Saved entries
|---|

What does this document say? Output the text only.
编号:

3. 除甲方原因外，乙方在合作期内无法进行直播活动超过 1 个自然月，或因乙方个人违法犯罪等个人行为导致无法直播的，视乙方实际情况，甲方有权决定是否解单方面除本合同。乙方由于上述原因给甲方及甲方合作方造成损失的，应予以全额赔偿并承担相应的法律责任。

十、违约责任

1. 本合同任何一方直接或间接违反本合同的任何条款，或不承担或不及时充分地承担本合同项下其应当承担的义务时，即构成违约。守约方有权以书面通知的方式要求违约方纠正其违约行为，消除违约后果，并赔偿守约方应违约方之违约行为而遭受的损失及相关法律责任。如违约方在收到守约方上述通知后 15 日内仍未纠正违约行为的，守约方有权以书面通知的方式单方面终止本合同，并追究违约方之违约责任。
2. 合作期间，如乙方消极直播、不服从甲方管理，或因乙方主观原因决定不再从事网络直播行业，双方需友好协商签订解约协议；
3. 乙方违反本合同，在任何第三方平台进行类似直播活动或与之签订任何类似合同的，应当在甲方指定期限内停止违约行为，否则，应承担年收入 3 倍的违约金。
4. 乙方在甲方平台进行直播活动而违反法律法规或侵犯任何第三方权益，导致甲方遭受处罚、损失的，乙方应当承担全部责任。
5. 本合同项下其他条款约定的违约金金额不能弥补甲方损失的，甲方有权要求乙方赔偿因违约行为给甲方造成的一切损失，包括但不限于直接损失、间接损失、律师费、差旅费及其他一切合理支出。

|---|

Exercise details: Copy all the lines, exactly.

Exercise result:
What does this document say? Output the text only.
编号:

3. 除甲方原因外，乙方在合作期内无法进行直播活动超过 1 个自然月，或因乙方个人违法犯罪等个人行为导致无法直播的，视乙方实际情况，甲方有权决定是否解单方面除本合同。乙方由于上述原因给甲方及甲方合作方造成损失的，应予以全额赔偿并承担相应的法律责任。

十、违约责任

1. 本合同任何一方直接或间接违反本合同的任何条款，或不承担或不及时充分地承担本合同项下其应当承担的义务时，即构成违约。守约方有权以书面通知的方式要求违约方纠正其违约行为，消除违约后果，并赔偿守约方应违约方之违约行为而遭受的损失及相关法律责任。如违约方在收到守约方上述通知后 15 日内仍未纠正违约行为的，守约方有权以书面通知的方式单方面终止本合同，并追究违约方之违约责任。
2. 合作期间，如乙方消极直播、不服从甲方管理，或因乙方主观原因决定不再从事网络直播行业，双方需友好协商签订解约协议；
3. 乙方违反本合同，在任何第三方平台进行类似直播活动或与之签订任何类似合同的，应当在甲方指定期限内停止违约行为，否则，应承担年收入 3 倍的违约金。
4. 乙方在甲方平台进行直播活动而违反法律法规或侵犯任何第三方权益，导致甲方遭受处罚、损失的，乙方应当承担全部责任。
5. 本合同项下其他条款约定的违约金金额不能弥补甲方损失的，甲方有权要求乙方赔偿因违约行为给甲方造成的一切损失，包括但不限于直接损失、间接损失、律师费、差旅费及其他一切合理支出。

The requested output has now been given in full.